**BRIEF:** Gather the lines from the material that contain "plain".

**DATA SHOWN:**
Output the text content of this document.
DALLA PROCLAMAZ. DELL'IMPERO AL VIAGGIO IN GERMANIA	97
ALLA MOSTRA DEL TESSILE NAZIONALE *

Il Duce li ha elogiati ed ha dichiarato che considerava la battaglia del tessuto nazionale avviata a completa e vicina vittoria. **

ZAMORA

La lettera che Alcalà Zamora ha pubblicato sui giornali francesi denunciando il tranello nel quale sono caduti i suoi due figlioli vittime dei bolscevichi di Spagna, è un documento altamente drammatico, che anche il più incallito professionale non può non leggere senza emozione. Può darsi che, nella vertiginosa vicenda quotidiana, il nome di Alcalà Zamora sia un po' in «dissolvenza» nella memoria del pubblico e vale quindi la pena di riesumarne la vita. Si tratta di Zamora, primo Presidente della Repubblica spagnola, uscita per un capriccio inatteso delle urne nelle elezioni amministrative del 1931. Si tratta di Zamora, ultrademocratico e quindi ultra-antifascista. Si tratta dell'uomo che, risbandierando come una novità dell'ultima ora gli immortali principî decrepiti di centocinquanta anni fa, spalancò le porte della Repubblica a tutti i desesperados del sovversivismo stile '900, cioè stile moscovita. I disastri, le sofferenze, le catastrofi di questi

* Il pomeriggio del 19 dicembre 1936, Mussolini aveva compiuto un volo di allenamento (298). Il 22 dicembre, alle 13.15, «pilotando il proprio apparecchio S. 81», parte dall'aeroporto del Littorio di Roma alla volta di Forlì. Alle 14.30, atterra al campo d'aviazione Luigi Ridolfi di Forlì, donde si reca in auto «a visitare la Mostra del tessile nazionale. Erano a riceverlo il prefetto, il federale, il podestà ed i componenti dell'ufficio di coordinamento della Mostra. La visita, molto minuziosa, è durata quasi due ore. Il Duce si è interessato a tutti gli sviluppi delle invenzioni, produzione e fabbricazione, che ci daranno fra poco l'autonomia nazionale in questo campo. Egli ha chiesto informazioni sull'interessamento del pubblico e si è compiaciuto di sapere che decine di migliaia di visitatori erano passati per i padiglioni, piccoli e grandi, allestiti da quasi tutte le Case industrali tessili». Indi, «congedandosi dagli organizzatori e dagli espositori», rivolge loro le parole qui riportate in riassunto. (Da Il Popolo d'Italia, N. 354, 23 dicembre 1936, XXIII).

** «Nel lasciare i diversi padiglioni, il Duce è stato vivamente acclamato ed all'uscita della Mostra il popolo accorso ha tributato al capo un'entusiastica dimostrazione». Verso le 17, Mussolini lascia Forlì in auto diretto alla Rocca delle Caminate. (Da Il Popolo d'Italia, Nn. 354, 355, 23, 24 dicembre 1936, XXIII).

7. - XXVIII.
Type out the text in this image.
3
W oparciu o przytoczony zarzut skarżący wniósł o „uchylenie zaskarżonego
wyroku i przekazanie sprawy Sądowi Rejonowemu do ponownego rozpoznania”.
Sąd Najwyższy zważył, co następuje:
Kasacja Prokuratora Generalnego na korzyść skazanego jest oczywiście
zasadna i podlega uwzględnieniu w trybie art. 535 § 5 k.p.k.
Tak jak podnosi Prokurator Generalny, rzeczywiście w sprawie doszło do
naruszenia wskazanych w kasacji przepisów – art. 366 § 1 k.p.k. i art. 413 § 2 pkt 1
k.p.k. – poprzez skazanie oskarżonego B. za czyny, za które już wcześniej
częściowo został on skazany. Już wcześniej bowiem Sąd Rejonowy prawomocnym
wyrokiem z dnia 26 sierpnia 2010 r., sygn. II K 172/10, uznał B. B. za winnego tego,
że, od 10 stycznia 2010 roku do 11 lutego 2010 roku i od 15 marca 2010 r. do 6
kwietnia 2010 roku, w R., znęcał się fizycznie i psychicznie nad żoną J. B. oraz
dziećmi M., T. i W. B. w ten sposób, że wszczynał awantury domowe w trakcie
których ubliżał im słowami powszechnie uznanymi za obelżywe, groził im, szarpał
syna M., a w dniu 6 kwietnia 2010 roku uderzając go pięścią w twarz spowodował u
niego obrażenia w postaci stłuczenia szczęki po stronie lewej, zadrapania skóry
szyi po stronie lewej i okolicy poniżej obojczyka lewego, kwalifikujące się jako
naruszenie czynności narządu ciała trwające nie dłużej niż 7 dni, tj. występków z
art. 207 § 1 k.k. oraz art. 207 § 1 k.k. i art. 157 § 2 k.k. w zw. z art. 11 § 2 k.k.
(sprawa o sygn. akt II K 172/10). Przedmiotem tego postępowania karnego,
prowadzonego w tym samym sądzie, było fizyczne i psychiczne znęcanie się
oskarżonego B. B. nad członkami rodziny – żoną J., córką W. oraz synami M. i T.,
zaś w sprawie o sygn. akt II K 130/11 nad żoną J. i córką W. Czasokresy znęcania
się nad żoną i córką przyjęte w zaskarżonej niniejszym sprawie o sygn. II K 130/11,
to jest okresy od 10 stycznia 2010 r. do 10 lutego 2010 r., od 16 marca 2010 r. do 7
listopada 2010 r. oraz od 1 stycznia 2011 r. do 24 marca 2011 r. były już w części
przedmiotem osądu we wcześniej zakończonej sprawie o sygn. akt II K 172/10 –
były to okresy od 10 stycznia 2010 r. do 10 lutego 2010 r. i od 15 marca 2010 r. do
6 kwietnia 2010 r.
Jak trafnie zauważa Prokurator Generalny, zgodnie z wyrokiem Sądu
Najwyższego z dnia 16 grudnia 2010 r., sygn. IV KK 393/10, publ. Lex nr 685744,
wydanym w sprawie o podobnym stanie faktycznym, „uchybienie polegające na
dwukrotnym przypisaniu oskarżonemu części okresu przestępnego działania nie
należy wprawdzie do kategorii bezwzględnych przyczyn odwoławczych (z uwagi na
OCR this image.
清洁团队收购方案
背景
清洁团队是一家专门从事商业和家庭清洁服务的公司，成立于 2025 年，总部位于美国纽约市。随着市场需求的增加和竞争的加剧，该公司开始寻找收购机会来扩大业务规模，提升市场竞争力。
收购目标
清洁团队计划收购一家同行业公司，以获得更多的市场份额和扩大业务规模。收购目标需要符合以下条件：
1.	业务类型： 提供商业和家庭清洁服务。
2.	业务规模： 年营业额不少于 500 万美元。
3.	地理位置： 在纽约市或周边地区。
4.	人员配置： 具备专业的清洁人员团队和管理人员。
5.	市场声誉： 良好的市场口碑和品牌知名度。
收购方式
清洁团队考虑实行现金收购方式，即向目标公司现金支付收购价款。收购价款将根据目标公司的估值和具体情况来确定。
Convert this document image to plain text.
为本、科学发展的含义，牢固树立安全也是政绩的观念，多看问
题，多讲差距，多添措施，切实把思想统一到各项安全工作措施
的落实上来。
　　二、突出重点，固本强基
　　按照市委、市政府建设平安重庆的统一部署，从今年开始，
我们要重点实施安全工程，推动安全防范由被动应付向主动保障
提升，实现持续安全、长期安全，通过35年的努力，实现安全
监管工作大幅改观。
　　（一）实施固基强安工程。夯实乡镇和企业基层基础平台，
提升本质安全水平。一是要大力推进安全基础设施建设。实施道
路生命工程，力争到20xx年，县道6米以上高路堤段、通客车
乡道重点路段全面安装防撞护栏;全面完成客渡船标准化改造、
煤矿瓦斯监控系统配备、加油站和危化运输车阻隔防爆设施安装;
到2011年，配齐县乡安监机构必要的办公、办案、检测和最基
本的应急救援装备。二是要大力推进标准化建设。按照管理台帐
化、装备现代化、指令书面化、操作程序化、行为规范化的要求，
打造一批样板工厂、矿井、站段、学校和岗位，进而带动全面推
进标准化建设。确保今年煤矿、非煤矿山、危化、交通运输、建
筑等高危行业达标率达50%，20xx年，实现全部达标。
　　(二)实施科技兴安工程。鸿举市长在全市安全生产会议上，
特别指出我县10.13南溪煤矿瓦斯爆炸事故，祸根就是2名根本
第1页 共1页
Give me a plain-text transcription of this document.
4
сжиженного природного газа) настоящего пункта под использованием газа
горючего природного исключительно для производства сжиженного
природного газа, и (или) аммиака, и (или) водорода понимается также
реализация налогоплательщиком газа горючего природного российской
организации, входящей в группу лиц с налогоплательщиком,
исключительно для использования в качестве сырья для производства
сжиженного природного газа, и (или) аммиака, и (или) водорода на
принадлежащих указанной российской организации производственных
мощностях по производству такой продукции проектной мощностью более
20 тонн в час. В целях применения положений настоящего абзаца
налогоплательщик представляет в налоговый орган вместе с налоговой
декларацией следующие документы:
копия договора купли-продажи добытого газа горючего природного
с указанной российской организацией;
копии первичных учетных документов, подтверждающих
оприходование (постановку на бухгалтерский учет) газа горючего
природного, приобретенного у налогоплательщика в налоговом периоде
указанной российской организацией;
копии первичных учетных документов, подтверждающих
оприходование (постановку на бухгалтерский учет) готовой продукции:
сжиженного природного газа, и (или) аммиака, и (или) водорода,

**REPLY:**
Convert this document image to plain text.
Give me a plain-text transcription of this document.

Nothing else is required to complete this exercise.